>>>

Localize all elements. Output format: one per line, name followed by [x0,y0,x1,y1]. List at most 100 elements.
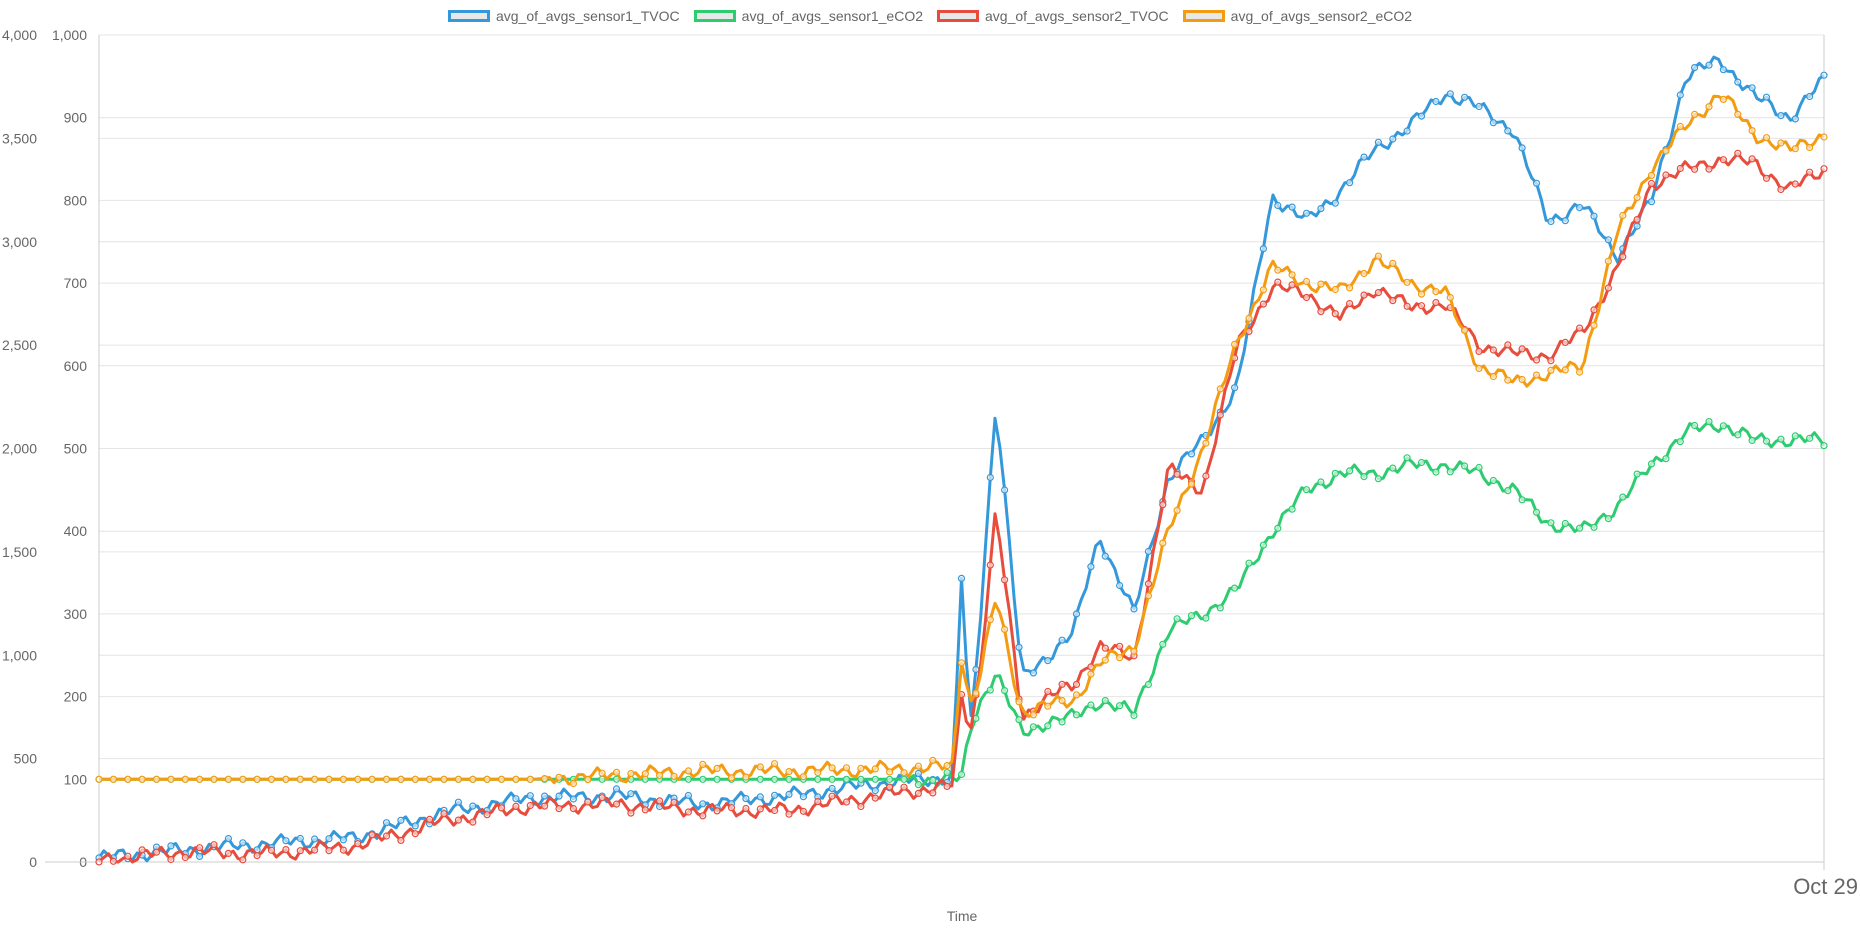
data-point [296,847,304,855]
data-point [1475,102,1483,111]
data-point [1072,680,1081,689]
data-point [670,798,678,806]
data-point [713,775,721,783]
data-point [1676,91,1684,99]
left-axis-tick-label: 3,000 [2,234,37,250]
data-point [1590,321,1598,329]
data-point [1590,212,1598,220]
data-point [540,802,549,810]
data-point [986,561,994,569]
data-point [770,806,779,815]
data-point [181,853,189,862]
right-axis-tick-label: 400 [64,523,88,539]
legend-item-sensor1-eco2[interactable]: avg_of_avgs_sensor1_eCO2 [693,8,923,24]
data-point [1058,718,1066,726]
data-point [1460,326,1469,334]
data-point [368,831,376,839]
data-point [1288,281,1296,289]
data-point [1274,524,1282,532]
data-point [1058,636,1066,644]
data-point [612,768,621,777]
data-point [267,846,276,854]
data-point [1820,71,1828,79]
data-point [124,852,132,860]
left-axis-tick-label: 2,500 [2,337,37,353]
legend-label-sensor2-eco2: avg_of_avgs_sensor2_eCO2 [1230,8,1413,24]
data-point [770,760,779,768]
data-point [1245,559,1253,567]
data-point [167,775,175,783]
data-point [1690,63,1699,72]
data-point [1029,669,1038,677]
legend-swatch-sensor2-eco2 [1182,10,1225,22]
data-point [1058,680,1066,688]
data-point [1791,115,1799,123]
data-point [210,775,218,783]
data-point [986,473,994,482]
data-point [684,775,693,783]
data-point [1748,436,1756,444]
data-point [598,769,606,777]
data-point [483,811,491,819]
data-point [555,792,563,800]
data-point [1259,300,1268,308]
data-point [1662,455,1670,463]
data-point [857,775,865,783]
data-point [641,806,649,814]
data-point [1302,293,1311,302]
data-point [943,761,951,770]
data-point [1288,271,1296,279]
data-point [986,686,994,694]
data-point [785,767,793,776]
data-point [1590,523,1598,531]
data-point [1302,277,1311,286]
data-point [1460,93,1469,101]
data-point [1590,306,1598,314]
data-point [1072,711,1081,719]
data-point [1475,364,1483,372]
data-point [1087,701,1095,709]
left-axis-tick-label: 4,000 [2,27,37,43]
right-axis-tick-label: 200 [64,689,88,705]
right-axis-tick-label: 300 [64,606,88,622]
data-point [612,785,621,793]
data-point [1072,610,1081,618]
data-point [627,769,635,778]
data-point [885,768,894,776]
data-point [210,841,218,849]
data-point [526,792,534,800]
data-point [296,834,304,843]
data-point [871,765,879,773]
legend-swatch-sensor1-tvoc [447,10,490,22]
data-point [641,770,649,778]
data-point [454,798,462,806]
data-point [311,835,319,843]
data-point [1417,302,1426,310]
data-point [569,795,578,803]
data-point [325,775,333,783]
data-point [1719,422,1728,430]
data-point [1762,437,1771,445]
data-point [1734,431,1742,439]
data-point [1360,291,1368,299]
data-point [914,762,923,770]
data-point [1504,127,1512,135]
data-point [1403,127,1411,135]
legend-item-sensor1-tvoc[interactable]: avg_of_avgs_sensor1_TVOC [447,8,680,24]
data-point [1274,278,1282,286]
data-point [1072,691,1081,699]
data-point [1777,185,1785,194]
data-point [1475,347,1483,355]
data-point [857,764,865,773]
left-axis-tick-label: 1,000 [2,647,37,663]
legend-item-sensor2-eco2[interactable]: avg_of_avgs_sensor2_eCO2 [1182,8,1413,24]
data-point [354,775,362,783]
data-point [1345,179,1354,187]
data-point [196,852,204,861]
data-point [224,775,232,783]
data-point [1532,508,1541,516]
data-point [612,800,621,808]
data-point [339,846,347,854]
legend-item-sensor2-tvoc[interactable]: avg_of_avgs_sensor2_TVOC [937,8,1169,24]
data-point [512,775,520,783]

<<<

### Task prompt
Repeat the lines of the items exactly, beginning with the line that contains "data-point [296,847,304,855]" and continuing through the line that contains "data-point [986,561,994,569]".

### Completed task
data-point [296,847,304,855]
data-point [1475,102,1483,111]
data-point [1072,680,1081,689]
data-point [670,798,678,806]
data-point [713,775,721,783]
data-point [1676,91,1684,99]
left-axis-tick-label: 3,000 [2,234,37,250]
data-point [1590,321,1598,329]
data-point [1590,212,1598,220]
data-point [540,802,549,810]
data-point [986,561,994,569]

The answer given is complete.